THE EXERCISE
Take the records underneath and set them down exactly.

LISTED RECORDS
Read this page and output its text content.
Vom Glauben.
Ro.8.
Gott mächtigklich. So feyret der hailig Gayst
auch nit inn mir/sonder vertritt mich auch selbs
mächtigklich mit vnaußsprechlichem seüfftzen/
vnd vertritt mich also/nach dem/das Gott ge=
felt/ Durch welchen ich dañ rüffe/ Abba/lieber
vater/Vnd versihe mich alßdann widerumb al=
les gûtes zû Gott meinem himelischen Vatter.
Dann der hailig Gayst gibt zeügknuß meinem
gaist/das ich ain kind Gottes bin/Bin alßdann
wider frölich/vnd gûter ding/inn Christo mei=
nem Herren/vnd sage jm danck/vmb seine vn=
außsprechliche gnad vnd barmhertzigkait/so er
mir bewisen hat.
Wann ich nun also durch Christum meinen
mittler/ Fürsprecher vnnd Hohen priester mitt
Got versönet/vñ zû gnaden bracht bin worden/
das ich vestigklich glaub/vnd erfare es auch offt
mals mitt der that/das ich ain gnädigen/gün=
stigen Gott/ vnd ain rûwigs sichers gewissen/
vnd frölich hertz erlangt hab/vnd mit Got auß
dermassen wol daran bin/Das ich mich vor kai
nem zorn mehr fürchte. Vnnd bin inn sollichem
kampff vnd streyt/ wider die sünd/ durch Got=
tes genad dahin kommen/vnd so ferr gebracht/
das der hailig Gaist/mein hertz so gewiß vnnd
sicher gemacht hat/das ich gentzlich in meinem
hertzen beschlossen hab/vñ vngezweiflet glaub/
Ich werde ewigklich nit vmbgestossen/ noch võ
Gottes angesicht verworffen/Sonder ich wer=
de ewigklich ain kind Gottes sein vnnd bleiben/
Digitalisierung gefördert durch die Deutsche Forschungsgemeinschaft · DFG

ANSWER FOR THE TASK
Read this page and output its text content.
Vom Glauben.
Ro.8.
Gott mächtigklich. So feyret der hailig Gayst
auch nit inn mir/sonder vertritt mich auch selbs
mächtigklich mit vnaußsprechlichem seüfftzen/
vnd vertritt mich also/nach dem/das Gott ge=
felt/ Durch welchen ich dañ rüffe/ Abba/lieber
vater/Vnd versihe mich alßdann widerumb al=
les gûtes zû Gott meinem himelischen Vatter.
Dann der hailig Gayst gibt zeügknuß meinem
gaist/das ich ain kind Gottes bin/Bin alßdann
wider frölich/vnd gûter ding/inn Christo mei=
nem Herren/vnd sage jm danck/vmb seine vn=
außsprechliche gnad vnd barmhertzigkait/so er
mir bewisen hat.
Wann ich nun also durch Christum meinen
mittler/ Fürsprecher vnnd Hohen priester mitt
Got versönet/vñ zû gnaden bracht bin worden/
das ich vestigklich glaub/vnd erfare es auch offt
mals mitt der that/das ich ain gnädigen/gün=
stigen Gott/ vnd ain rûwigs sichers gewissen/
vnd frölich hertz erlangt hab/vnd mit Got auß
dermassen wol daran bin/Das ich mich vor kai
nem zorn mehr fürchte. Vnnd bin inn sollichem
kampff vnd streyt/ wider die sünd/ durch Got=
tes genad dahin kommen/vnd so ferr gebracht/
das der hailig Gaist/mein hertz so gewiß vnnd
sicher gemacht hat/das ich gentzlich in meinem
hertzen beschlossen hab/vñ vngezweiflet glaub/
Ich werde ewigklich nit vmbgestossen/ noch võ
Gottes angesicht verworffen/Sonder ich wer=
de ewigklich ain kind Gottes sein vnnd bleiben/
Digitalisierung gefördert durch die Deutsche Forschungsgemeinschaft · DFG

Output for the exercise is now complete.